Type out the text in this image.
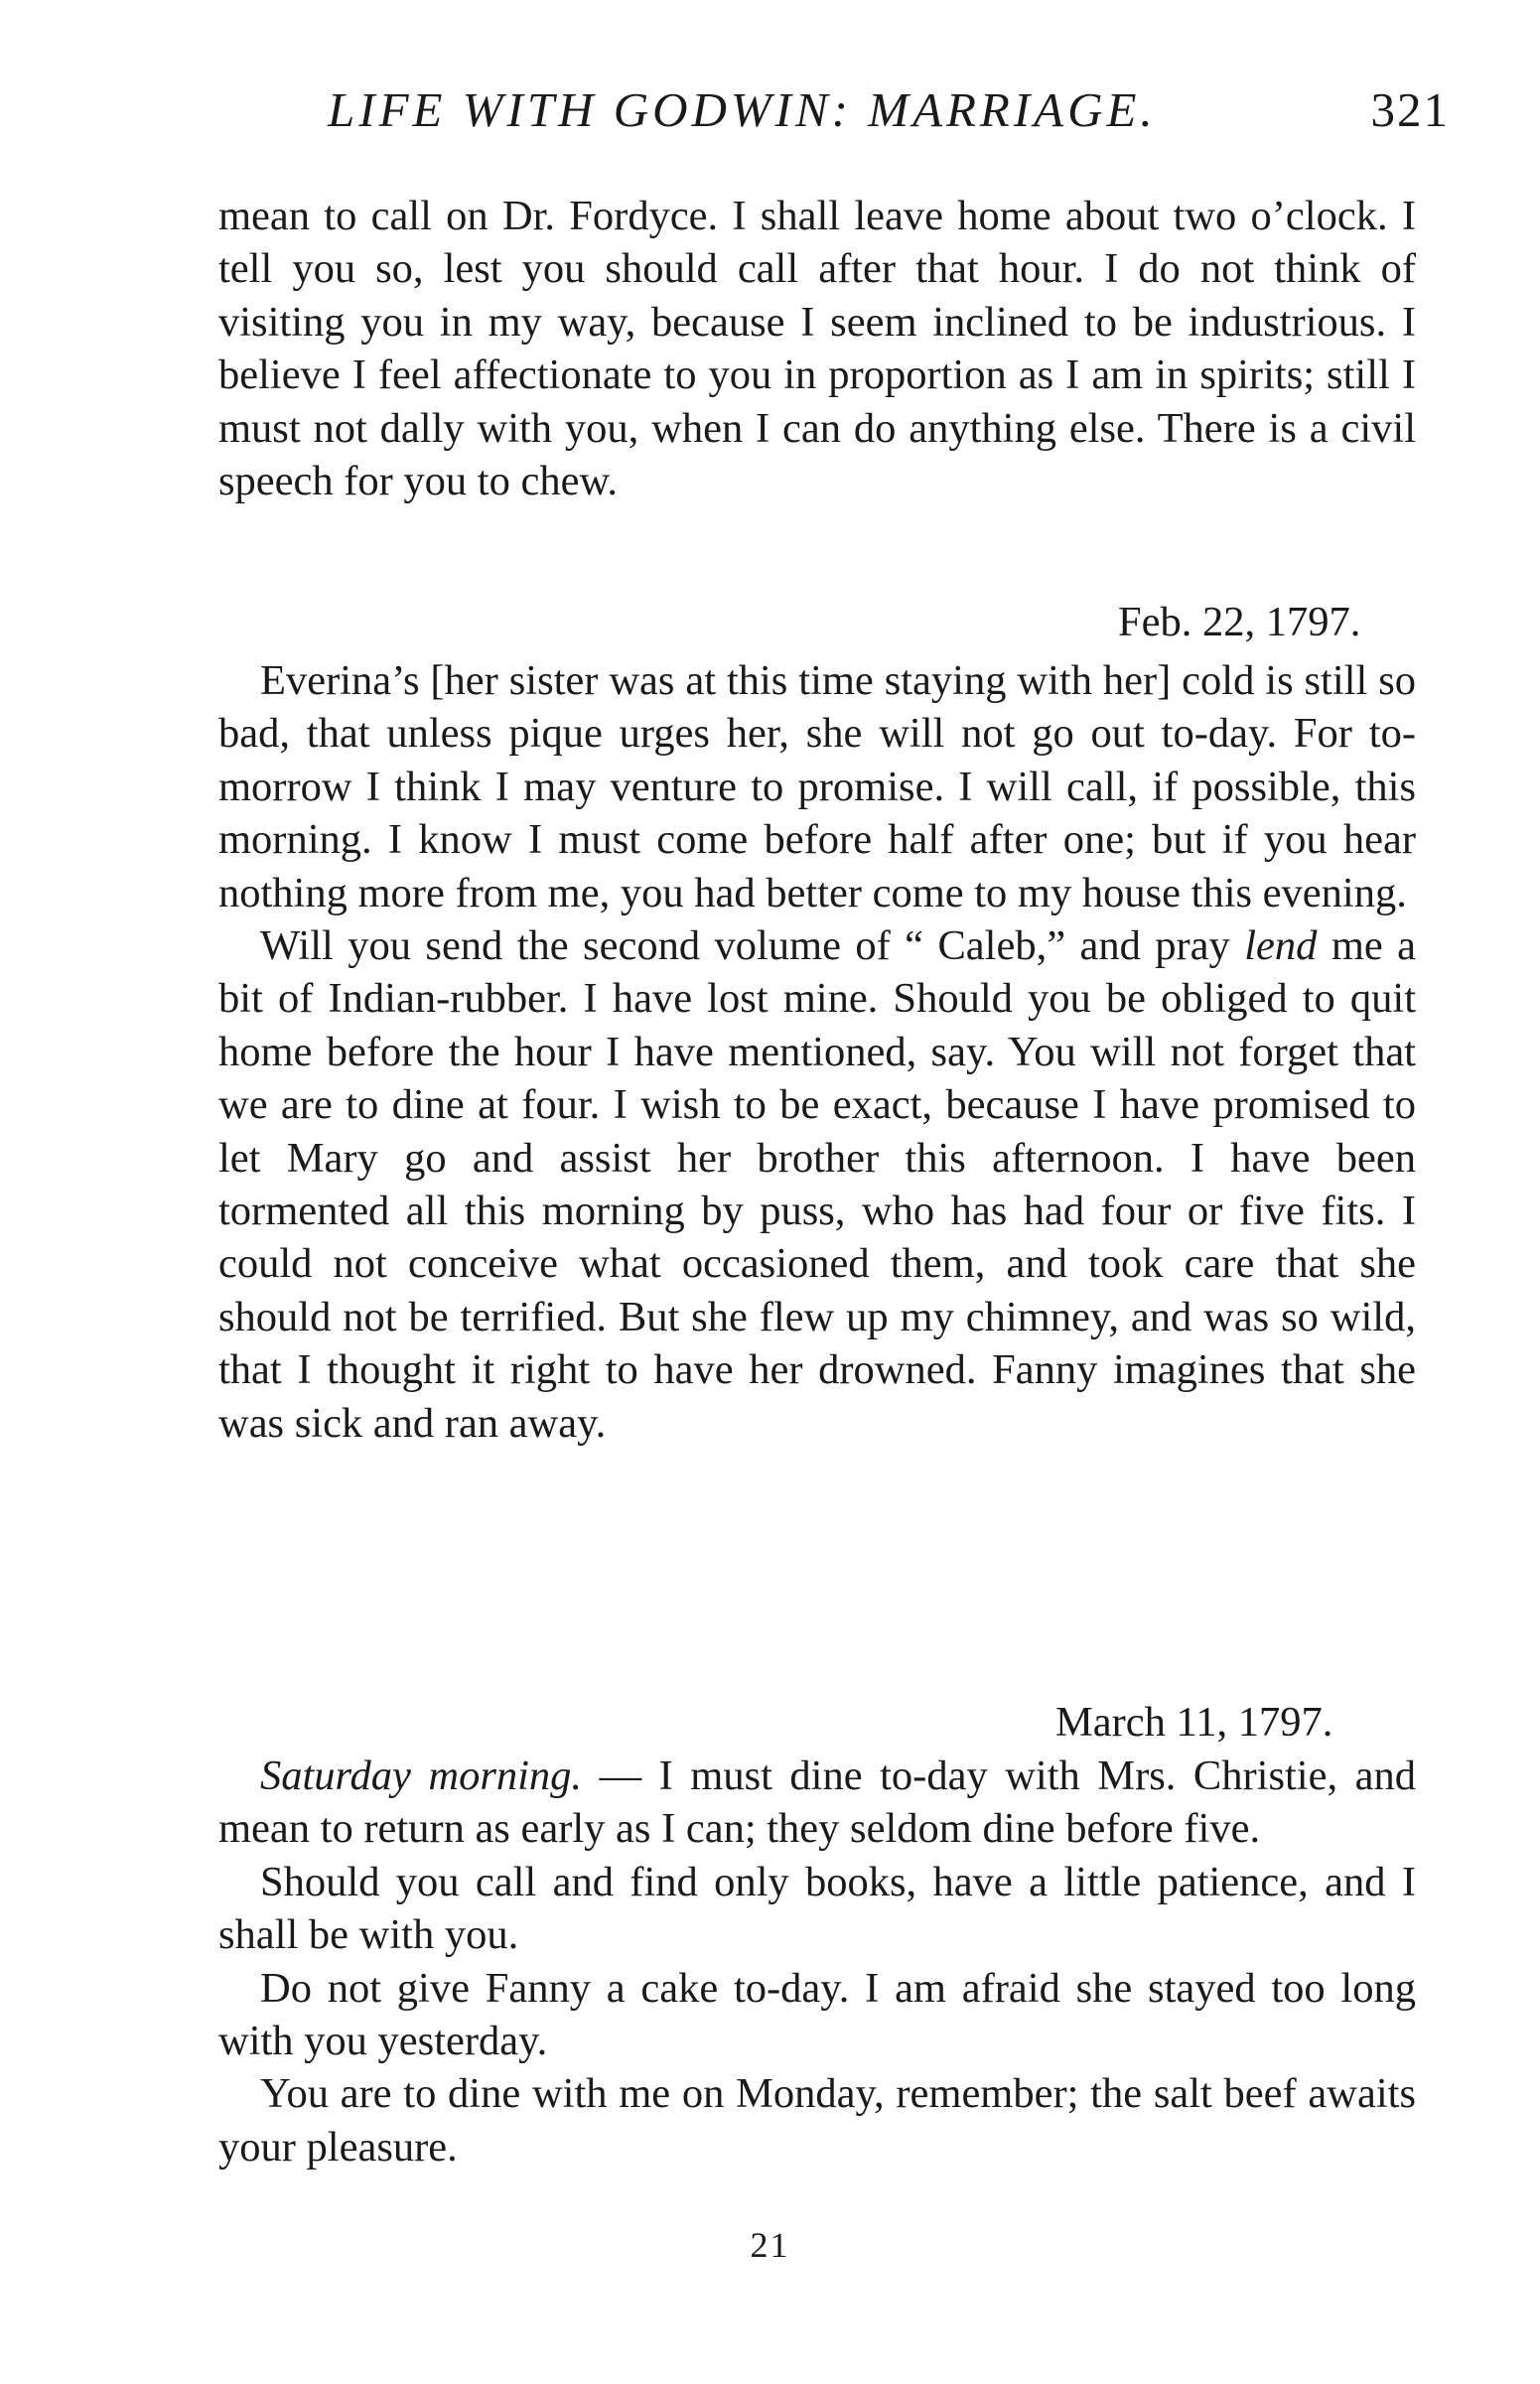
LIFE WITH GODWIN: MARRIAGE.	321

mean to call on Dr. Fordyce. I shall leave home about two o’clock. I tell you so, lest you should call after that hour. I do not think of visiting you in my way, because I seem inclined to be industrious. I believe I feel affectionate to you in proportion as I am in spirits; still I must not dally with you, when I can do anything else. There is a civil speech for you to chew.

Feb. 22, 1797.

Everina’s [her sister was at this time staying with her] cold is still so bad, that unless pique urges her, she will not go out to-day. For to-morrow I think I may venture to promise. I will call, if possible, this morning. I know I must come before half after one; but if you hear nothing more from me, you had better come to my house this evening.

Will you send the second volume of “ Caleb,” and pray lend me a bit of Indian-rubber. I have lost mine. Should you be obliged to quit home before the hour I have mentioned, say. You will not forget that we are to dine at four. I wish to be exact, because I have promised to let Mary go and assist her brother this afternoon. I have been tormented all this morning by puss, who has had four or five fits. I could not conceive what occasioned them, and took care that she should not be terrified. But she flew up my chimney, and was so wild, that I thought it right to have her drowned. Fanny imagines that she was sick and ran away.

March 11, 1797.

Saturday morning. — I must dine to-day with Mrs. Christie, and mean to return as early as I can; they seldom dine before five.

Should you call and find only books, have a little patience, and I shall be with you.

Do not give Fanny a cake to-day. I am afraid she stayed too long with you yesterday.

You are to dine with me on Monday, remember; the salt beef awaits your pleasure.

21
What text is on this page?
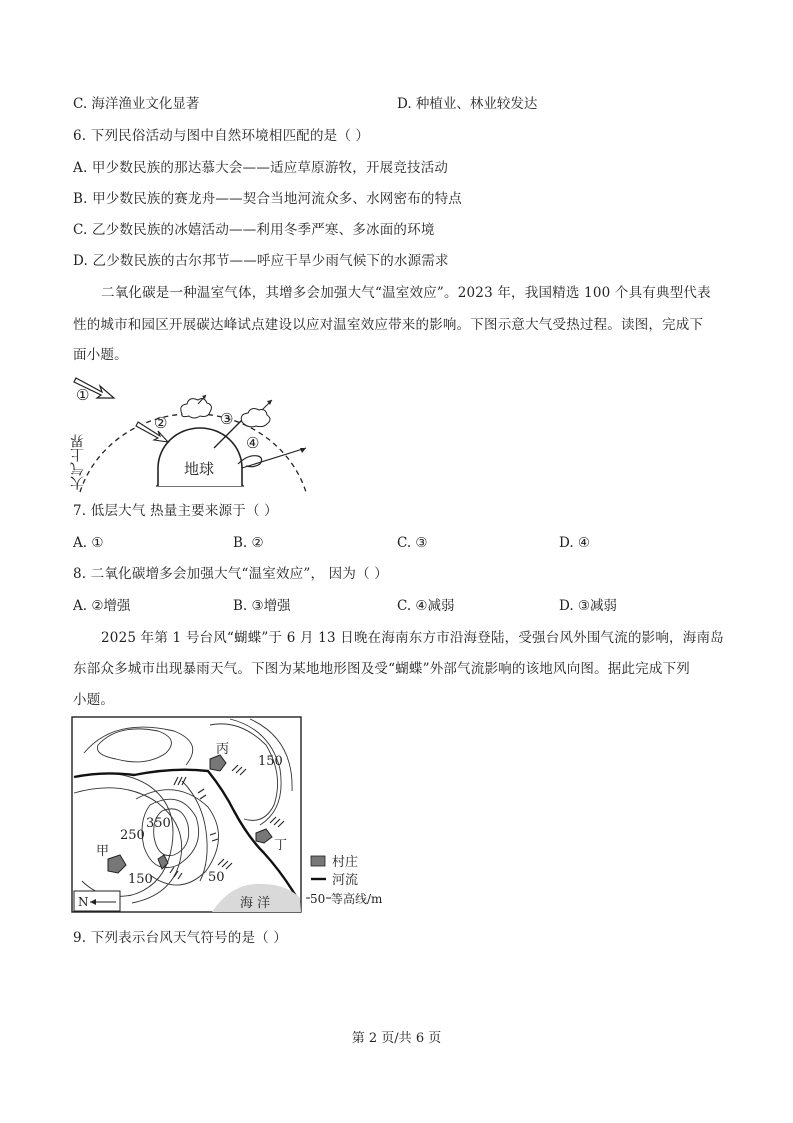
C. 海洋渔业文化显著	D. 种植业、林业较发达
6. 下列民俗活动与图中自然环境相匹配的是（ ）
A. 甲少数民族的那达慕大会——适应草原游牧，开展竞技活动
B. 甲少数民族的赛龙舟——契合当地河流众多、水网密布的特点
C. 乙少数民族的冰嬉活动——利用冬季严寒、多冰面的环境
D. 乙少数民族的古尔邦节——呼应干旱少雨气候下的水源需求
二氧化碳是一种温室气体，其增多会加强大气“温室效应”。2023 年，我国精选 100 个具有典型代表
性的城市和园区开展碳达峰试点建设以应对温室效应带来的影响。下图示意大气受热过程。读图，完成下
面小题。
地球
大气上界
①
②	③
④
7. 低层大气 热量主要来源于（ ）
A. ①	B. ②	C. ③	D. ④
8. 二氧化碳增多会加强大气“温室效应”， 因为（ ）
A. ②增强	B. ③增强	C. ④减弱	D. ③减弱
2025 年第 1 号台风“蝴蝶”于 6 月 13 日晚在海南东方市沿海登陆，受强台风外围气流的影响，海南岛
东部众多城市出现暴雨天气。下图为某地地形图及受“蝴蝶”外部气流影响的该地风向图。据此完成下列
小题。
海 洋
丙
甲	丁
150
250
350
150	50
N
村庄
河流
50 等高线/m
9. 下列表示台风天气符号的是（ ）
第 2 页/共 6 页
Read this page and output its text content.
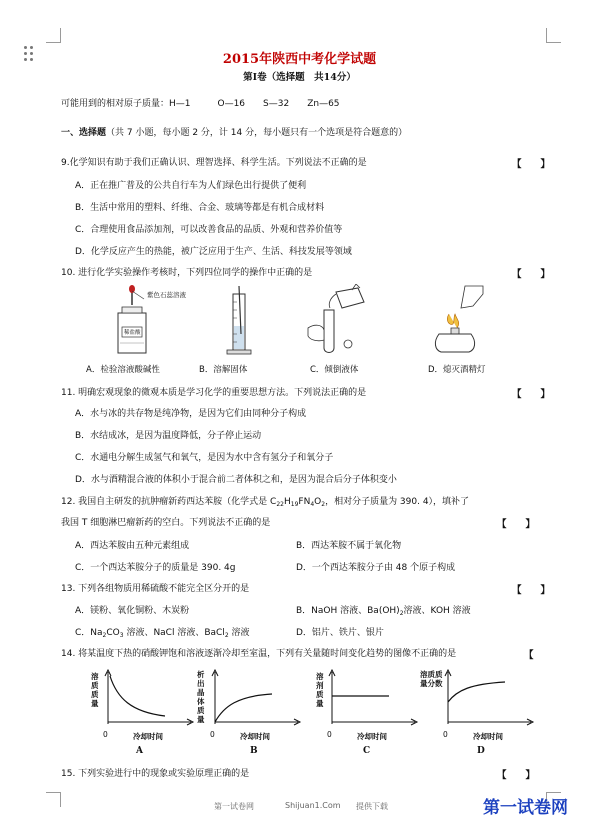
2015年陕西中考化学试题
第Ⅰ卷（选择题　共14分）
可能用到的相对原子质量：H—1　　　O—16　　S—32　　Zn—65
一、选择题（共 7 小题，每小题 2 分，计 14 分，每小题只有一个选项是符合题意的）
9.化学知识有助于我们正确认识、理智选择、科学生活。下列说法不正确的是	【　　】
A．正在推广普及的公共自行车为人们绿色出行提供了便利
B．生活中常用的塑料、纤维、合金、玻璃等都是有机合成材料
C．合理使用食品添加剂，可以改善食品的品质、外观和营养价值等
D．化学反应产生的热能，被广泛应用于生产、生活、科技发展等领域
10. 进行化学实验操作考核时，下列四位同学的操作中正确的是	【　　】
紫色石蕊溶液
稀盐酸
A．检验溶液酸碱性	B．溶解固体	C．倾倒液体	D．熄灭酒精灯
11. 明确宏观现象的微观本质是学习化学的重要思想方法。下列说法正确的是	【　　】
A．水与冰的共存物是纯净物，是因为它们由同种分子构成
B．水结成冰，是因为温度降低，分子停止运动
C．水通电分解生成氢气和氧气，是因为水中含有氢分子和氧分子
D．水与酒精混合液的体积小于混合前二者体积之和，是因为混合后分子体积变小
12. 我国自主研发的抗肿瘤新药西达苯胺（化学式是 $C_{22}H_{19}FN_4O_2$，相对分子质量为 390. 4），填补了
我国 T 细胞淋巴瘤新药的空白。下列说法不正确的是	【　　】
A．西达苯胺由五种元素组成	B．西达苯胺不属于氧化物
C．一个西达苯胺分子的质量是 390. 4g	D．一个西达苯胺分子由 48 个原子构成
13. 下列各组物质用稀硫酸不能完全区分开的是	【　　】
A．镁粉、氧化铜粉、木炭粉	B．NaOH 溶液、$Ba(OH)_2$溶液、KOH 溶液
C．$Na_2CO_3$ 溶液、NaCl 溶液、BaCl$_2$ 溶液	D．铝片、铁片、银片
14. 将某温度下热的硝酸钾饱和溶液逐渐冷却至室温，下列有关量随时间变化趋势的图像不正确的是	【
溶质质量
0	冷却时间
A
析出晶体质量
0	冷却时间
B
溶剂质量
0	冷却时间
C
溶质质量分数
0	冷却时间
D
15. 下列实验进行中的现象或实验原理正确的是	【　　】
第一试卷网	Shijuan1.Com 提供下载	第一试卷网
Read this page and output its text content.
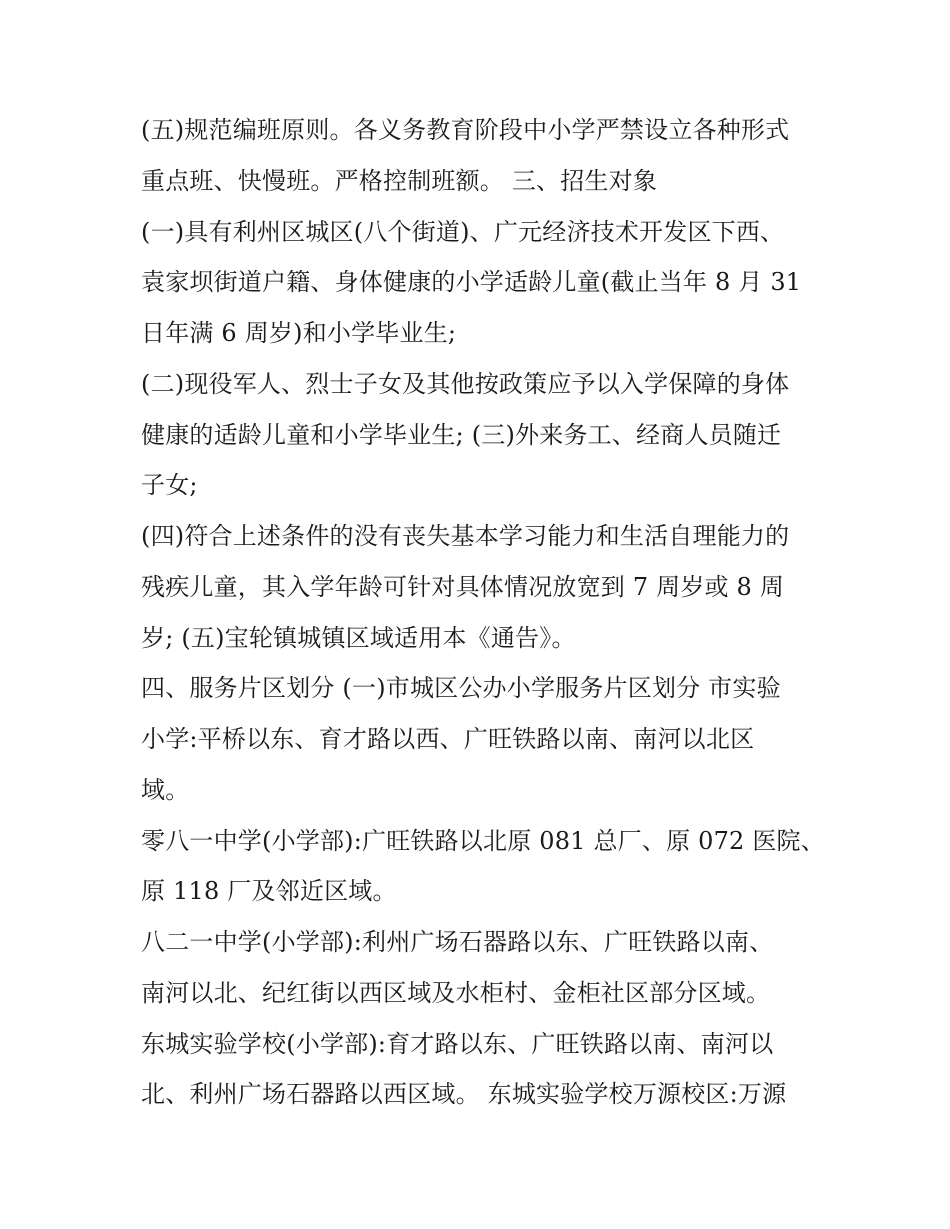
(五)规范编班原则。各义务教育阶段中小学严禁设立各种形式
重点班、快慢班。严格控制班额。 三、招生对象
(一)具有利州区城区(八个街道)、广元经济技术开发区下西、
袁家坝街道户籍、身体健康的小学适龄儿童(截止当年 8 月 31
日年满 6 周岁)和小学毕业生;
(二)现役军人、烈士子女及其他按政策应予以入学保障的身体
健康的适龄儿童和小学毕业生; (三)外来务工、经商人员随迁
子女;
(四)符合上述条件的没有丧失基本学习能力和生活自理能力的
残疾儿童，其入学年龄可针对具体情况放宽到 7 周岁或 8 周
岁; (五)宝轮镇城镇区域适用本《通告》。
四、服务片区划分 (一)市城区公办小学服务片区划分 市实验
小学:平桥以东、育才路以西、广旺铁路以南、南河以北区
域。
零八一中学(小学部):广旺铁路以北原 081 总厂、原 072 医院、
原 118 厂及邻近区域。
八二一中学(小学部):利州广场石器路以东、广旺铁路以南、
南河以北、纪红街以西区域及水柜村、金柜社区部分区域。
东城实验学校(小学部):育才路以东、广旺铁路以南、南河以
北、利州广场石器路以西区域。 东城实验学校万源校区:万源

########################################

Exercise ▸ Repeat the entries exactly. Pictures are excluded from the copy.

In response ▸
Type out the text in this image.
LIFE WITH GODWIN: MARRIAGE.	321

mean to call on Dr. Fordyce. I shall leave home about two o’clock. I tell you so, lest you should call after that hour. I do not think of visiting you in my way, because I seem inclined to be industrious. I believe I feel affectionate to you in proportion as I am in spirits; still I must not dally with you, when I can do anything else. There is a civil speech for you to chew.

Feb. 22, 1797.

Everina’s [her sister was at this time staying with her] cold is still so bad, that unless pique urges her, she will not go out to-day. For to-morrow I think I may venture to promise. I will call, if possible, this morning. I know I must come before half after one; but if you hear nothing more from me, you had better come to my house this evening.

Will you send the second volume of “ Caleb,” and pray lend me a bit of Indian-rubber. I have lost mine. Should you be obliged to quit home before the hour I have mentioned, say. You will not forget that we are to dine at four. I wish to be exact, because I have promised to let Mary go and assist her brother this afternoon. I have been tormented all this morning by puss, who has had four or five fits. I could not conceive what occasioned them, and took care that she should not be terrified. But she flew up my chimney, and was so wild, that I thought it right to have her drowned. Fanny imagines that she was sick and ran away.

March 11, 1797.

Saturday morning. — I must dine to-day with Mrs. Christie, and mean to return as early as I can; they seldom dine before five.

Should you call and find only books, have a little patience, and I shall be with you.

Do not give Fanny a cake to-day. I am afraid she stayed too long with you yesterday.

You are to dine with me on Monday, remember; the salt beef awaits your pleasure.

21
What text is on this page?
C. 海洋渔业文化显著	D. 种植业、林业较发达
6. 下列民俗活动与图中自然环境相匹配的是（ ）
A. 甲少数民族的那达慕大会——适应草原游牧，开展竞技活动
B. 甲少数民族的赛龙舟——契合当地河流众多、水网密布的特点
C. 乙少数民族的冰嬉活动——利用冬季严寒、多冰面的环境
D. 乙少数民族的古尔邦节——呼应干旱少雨气候下的水源需求
二氧化碳是一种温室气体，其增多会加强大气“温室效应”。2023 年，我国精选 100 个具有典型代表
性的城市和园区开展碳达峰试点建设以应对温室效应带来的影响。下图示意大气受热过程。读图，完成下
面小题。
地球
大气上界
①
②	③
④
7. 低层大气 热量主要来源于（ ）
A. ①	B. ②	C. ③	D. ④
8. 二氧化碳增多会加强大气“温室效应”， 因为（ ）
A. ②增强	B. ③增强	C. ④减弱	D. ③减弱
2025 年第 1 号台风“蝴蝶”于 6 月 13 日晚在海南东方市沿海登陆，受强台风外围气流的影响，海南岛
东部众多城市出现暴雨天气。下图为某地地形图及受“蝴蝶”外部气流影响的该地风向图。据此完成下列
小题。
海 洋
丙
甲	丁
150
250
350
150	50
N
村庄
河流
50 等高线/m
9. 下列表示台风天气符号的是（ ）
第 2 页/共 6 页
Read this page and output its text content.
2015年陕西中考化学试题
第Ⅰ卷（选择题　共14分）
可能用到的相对原子质量：H—1　　　O—16　　S—32　　Zn—65
一、选择题（共 7 小题，每小题 2 分，计 14 分，每小题只有一个选项是符合题意的）
9.化学知识有助于我们正确认识、理智选择、科学生活。下列说法不正确的是	【　　】
A．正在推广普及的公共自行车为人们绿色出行提供了便利
B．生活中常用的塑料、纤维、合金、玻璃等都是有机合成材料
C．合理使用食品添加剂，可以改善食品的品质、外观和营养价值等
D．化学反应产生的热能，被广泛应用于生产、生活、科技发展等领域
10. 进行化学实验操作考核时，下列四位同学的操作中正确的是	【　　】
紫色石蕊溶液
稀盐酸
A．检验溶液酸碱性	B．溶解固体	C．倾倒液体	D．熄灭酒精灯
11. 明确宏观现象的微观本质是学习化学的重要思想方法。下列说法正确的是	【　　】
A．水与冰的共存物是纯净物，是因为它们由同种分子构成
B．水结成冰，是因为温度降低，分子停止运动
C．水通电分解生成氢气和氧气，是因为水中含有氢分子和氧分子
D．水与酒精混合液的体积小于混合前二者体积之和，是因为混合后分子体积变小
12. 我国自主研发的抗肿瘤新药西达苯胺（化学式是 $C_{22}H_{19}FN_4O_2$，相对分子质量为 390. 4），填补了
我国 T 细胞淋巴瘤新药的空白。下列说法不正确的是	【　　】
A．西达苯胺由五种元素组成	B．西达苯胺不属于氧化物
C．一个西达苯胺分子的质量是 390. 4g	D．一个西达苯胺分子由 48 个原子构成
13. 下列各组物质用稀硫酸不能完全区分开的是	【　　】
A．镁粉、氧化铜粉、木炭粉	B．NaOH 溶液、$Ba(OH)_2$溶液、KOH 溶液
C．$Na_2CO_3$ 溶液、NaCl 溶液、BaCl$_2$ 溶液	D．铝片、铁片、银片
14. 将某温度下热的硝酸钾饱和溶液逐渐冷却至室温，下列有关量随时间变化趋势的图像不正确的是	【
溶质质量
0	冷却时间
A
析出晶体质量
0	冷却时间
B
溶剂质量
0	冷却时间
C
溶质质量分数
0	冷却时间
D
15. 下列实验进行中的现象或实验原理正确的是	【　　】
第一试卷网	Shijuan1.Com 提供下载	第一试卷网
Read this page and output its text content.
(五)规范编班原则。各义务教育阶段中小学严禁设立各种形式
重点班、快慢班。严格控制班额。 三、招生对象
(一)具有利州区城区(八个街道)、广元经济技术开发区下西、
袁家坝街道户籍、身体健康的小学适龄儿童(截止当年 8 月 31
日年满 6 周岁)和小学毕业生;
(二)现役军人、烈士子女及其他按政策应予以入学保障的身体
健康的适龄儿童和小学毕业生; (三)外来务工、经商人员随迁
子女;
(四)符合上述条件的没有丧失基本学习能力和生活自理能力的
残疾儿童，其入学年龄可针对具体情况放宽到 7 周岁或 8 周
岁; (五)宝轮镇城镇区域适用本《通告》。
四、服务片区划分 (一)市城区公办小学服务片区划分 市实验
小学:平桥以东、育才路以西、广旺铁路以南、南河以北区
域。
零八一中学(小学部):广旺铁路以北原 081 总厂、原 072 医院、
原 118 厂及邻近区域。
八二一中学(小学部):利州广场石器路以东、广旺铁路以南、
南河以北、纪红街以西区域及水柜村、金柜社区部分区域。
东城实验学校(小学部):育才路以东、广旺铁路以南、南河以
北、利州广场石器路以西区域。 东城实验学校万源校区:万源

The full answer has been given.